= What to produce =
Search the material for "Фильтр" and show all lines that contain it.

** Start Material provided **

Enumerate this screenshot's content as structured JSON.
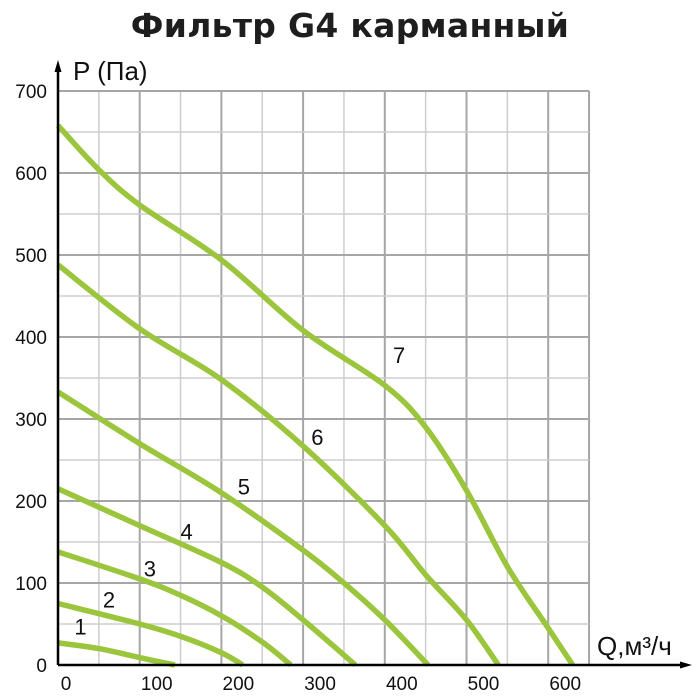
{
  "title": "Фильтр G4 карманный",
  "chart_data": {
    "type": "line",
    "title": "Фильтр G4 карманный",
    "xlabel": "Q,м³/ч",
    "ylabel": "P (Па)",
    "xlim": [
      0,
      650
    ],
    "ylim": [
      0,
      700
    ],
    "x_ticks": [
      0,
      100,
      200,
      300,
      400,
      500,
      600
    ],
    "y_ticks": [
      0,
      100,
      200,
      300,
      400,
      500,
      600,
      700
    ],
    "grid": true,
    "grid_step_x": 50,
    "grid_step_y": 50,
    "legend": "inline curve numbers",
    "color": "#9BC53D",
    "series": [
      {
        "name": "1",
        "label_at": [
          20,
          37
        ],
        "points": [
          [
            0,
            27
          ],
          [
            50,
            20
          ],
          [
            100,
            9
          ],
          [
            143,
            0
          ]
        ]
      },
      {
        "name": "2",
        "label_at": [
          55,
          70
        ],
        "points": [
          [
            0,
            75
          ],
          [
            100,
            50
          ],
          [
            150,
            35
          ],
          [
            200,
            15
          ],
          [
            226,
            0
          ]
        ]
      },
      {
        "name": "3",
        "label_at": [
          105,
          108
        ],
        "points": [
          [
            0,
            138
          ],
          [
            100,
            105
          ],
          [
            150,
            85
          ],
          [
            200,
            60
          ],
          [
            250,
            28
          ],
          [
            285,
            0
          ]
        ]
      },
      {
        "name": "4",
        "label_at": [
          150,
          153
        ],
        "points": [
          [
            0,
            215
          ],
          [
            100,
            170
          ],
          [
            200,
            125
          ],
          [
            250,
            95
          ],
          [
            300,
            55
          ],
          [
            364,
            0
          ]
        ]
      },
      {
        "name": "5",
        "label_at": [
          220,
          208
        ],
        "points": [
          [
            0,
            333
          ],
          [
            100,
            270
          ],
          [
            200,
            210
          ],
          [
            300,
            140
          ],
          [
            350,
            100
          ],
          [
            400,
            55
          ],
          [
            453,
            0
          ]
        ]
      },
      {
        "name": "6",
        "label_at": [
          310,
          268
        ],
        "points": [
          [
            0,
            488
          ],
          [
            100,
            410
          ],
          [
            200,
            348
          ],
          [
            300,
            267
          ],
          [
            400,
            170
          ],
          [
            450,
            110
          ],
          [
            500,
            55
          ],
          [
            539,
            0
          ]
        ]
      },
      {
        "name": "7",
        "label_at": [
          410,
          368
        ],
        "points": [
          [
            0,
            658
          ],
          [
            50,
            604
          ],
          [
            100,
            561
          ],
          [
            200,
            494
          ],
          [
            300,
            408
          ],
          [
            400,
            341
          ],
          [
            450,
            290
          ],
          [
            500,
            213
          ],
          [
            550,
            120
          ],
          [
            600,
            45
          ],
          [
            630,
            0
          ]
        ]
      }
    ]
  },
  "colors": {
    "curve": "#9BC53D",
    "grid_major": "#A6A6A6",
    "grid_minor": "#CDCDCD",
    "axis": "#000000",
    "text": "#111111"
  }
}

** End Material provided **

= Output =
  "title": "Фильтр G4 карманный",
    "title": "Фильтр G4 карманный",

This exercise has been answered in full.